:: REQUIRED WORK ::
Please output the records below in full, exactly as given, but without the images.

:: THE RECORDS ::

---

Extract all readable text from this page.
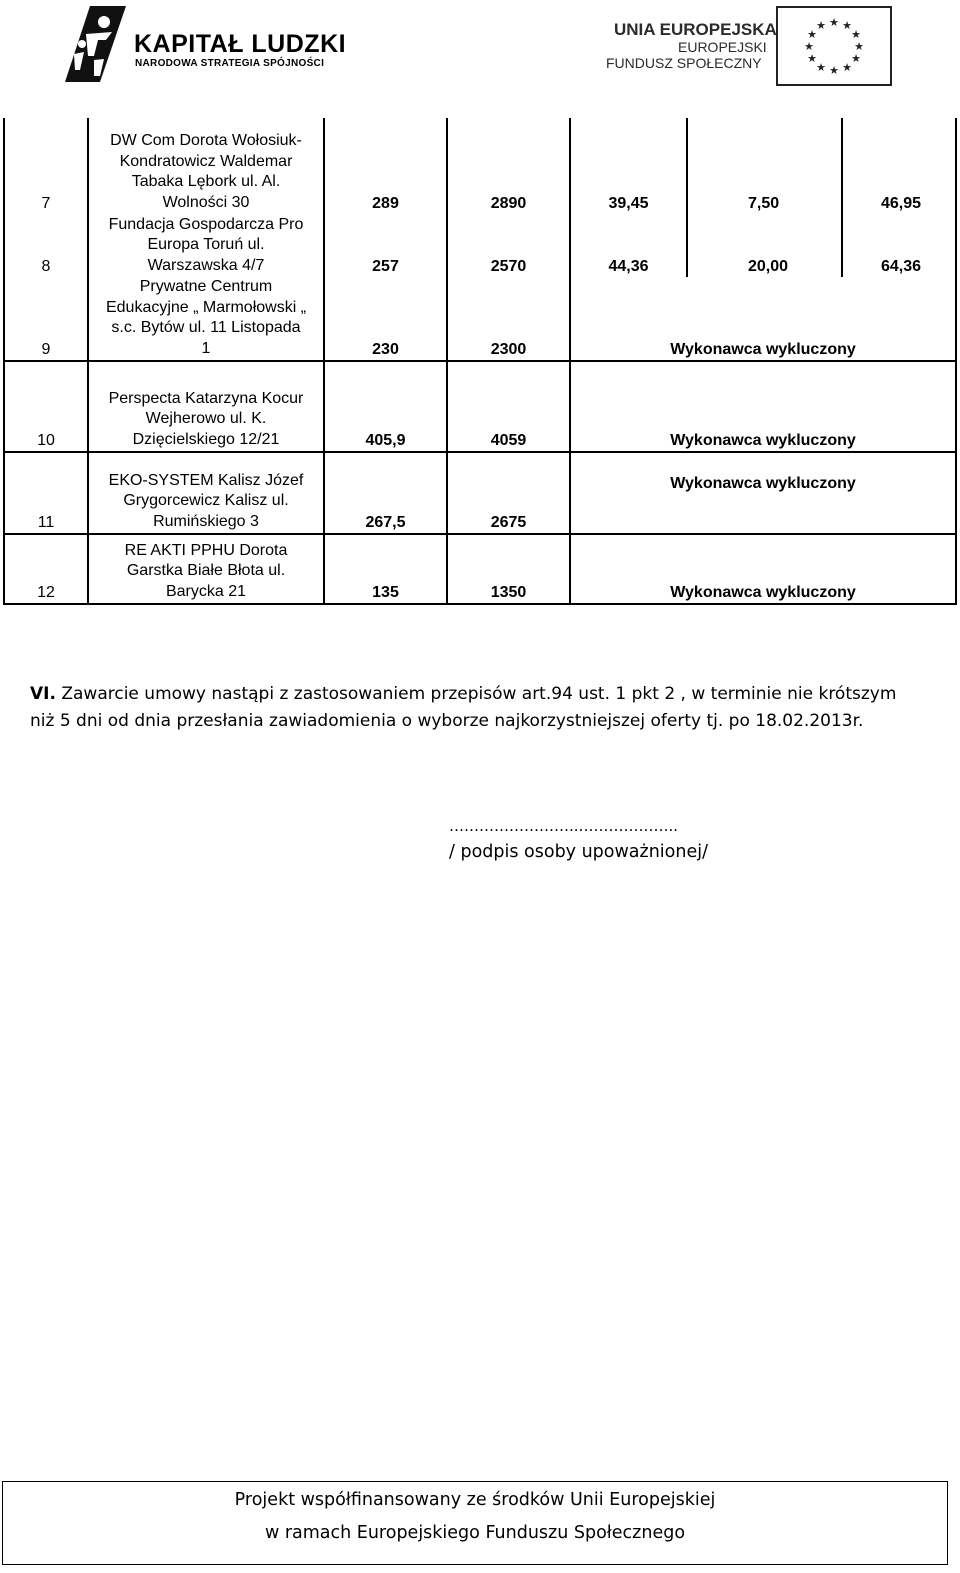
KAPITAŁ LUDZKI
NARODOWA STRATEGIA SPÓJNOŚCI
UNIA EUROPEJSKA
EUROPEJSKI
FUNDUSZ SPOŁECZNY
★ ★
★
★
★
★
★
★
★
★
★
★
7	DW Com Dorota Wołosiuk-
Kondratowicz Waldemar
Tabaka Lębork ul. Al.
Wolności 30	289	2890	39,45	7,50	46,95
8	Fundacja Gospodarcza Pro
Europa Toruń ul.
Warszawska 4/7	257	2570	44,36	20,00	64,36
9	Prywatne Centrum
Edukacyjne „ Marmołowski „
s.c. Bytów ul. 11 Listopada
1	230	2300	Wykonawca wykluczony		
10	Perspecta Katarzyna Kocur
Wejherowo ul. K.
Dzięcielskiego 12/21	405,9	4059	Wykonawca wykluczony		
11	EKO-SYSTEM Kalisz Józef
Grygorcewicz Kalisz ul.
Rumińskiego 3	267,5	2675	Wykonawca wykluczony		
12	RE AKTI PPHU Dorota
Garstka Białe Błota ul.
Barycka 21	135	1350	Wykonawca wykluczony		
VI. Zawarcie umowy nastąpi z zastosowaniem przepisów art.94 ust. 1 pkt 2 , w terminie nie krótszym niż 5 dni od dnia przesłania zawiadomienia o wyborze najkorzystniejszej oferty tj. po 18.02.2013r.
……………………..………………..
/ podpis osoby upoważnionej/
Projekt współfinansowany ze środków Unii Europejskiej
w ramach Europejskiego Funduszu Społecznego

---

:: THE SOLUTION ::
Extract all readable text from this page.
KAPITAŁ LUDZKI
NARODOWA STRATEGIA SPÓJNOŚCI
UNIA EUROPEJSKA
EUROPEJSKI
FUNDUSZ SPOŁECZNY
★ ★
★
★
★
★
★
★
★
★
★
★
7	DW Com Dorota Wołosiuk-
Kondratowicz Waldemar
Tabaka Lębork ul. Al.
Wolności 30	289	2890	39,45	7,50	46,95
8	Fundacja Gospodarcza Pro
Europa Toruń ul.
Warszawska 4/7	257	2570	44,36	20,00	64,36
9	Prywatne Centrum
Edukacyjne „ Marmołowski „
s.c. Bytów ul. 11 Listopada
1	230	2300	Wykonawca wykluczony		
10	Perspecta Katarzyna Kocur
Wejherowo ul. K.
Dzięcielskiego 12/21	405,9	4059	Wykonawca wykluczony		
11	EKO-SYSTEM Kalisz Józef
Grygorcewicz Kalisz ul.
Rumińskiego 3	267,5	2675	Wykonawca wykluczony		
12	RE AKTI PPHU Dorota
Garstka Białe Błota ul.
Barycka 21	135	1350	Wykonawca wykluczony		
VI. Zawarcie umowy nastąpi z zastosowaniem przepisów art.94 ust. 1 pkt 2 , w terminie nie krótszym niż 5 dni od dnia przesłania zawiadomienia o wyborze najkorzystniejszej oferty tj. po 18.02.2013r.
……………………..………………..
/ podpis osoby upoważnionej/
Projekt współfinansowany ze środków Unii Europejskiej
w ramach Europejskiego Funduszu Społecznego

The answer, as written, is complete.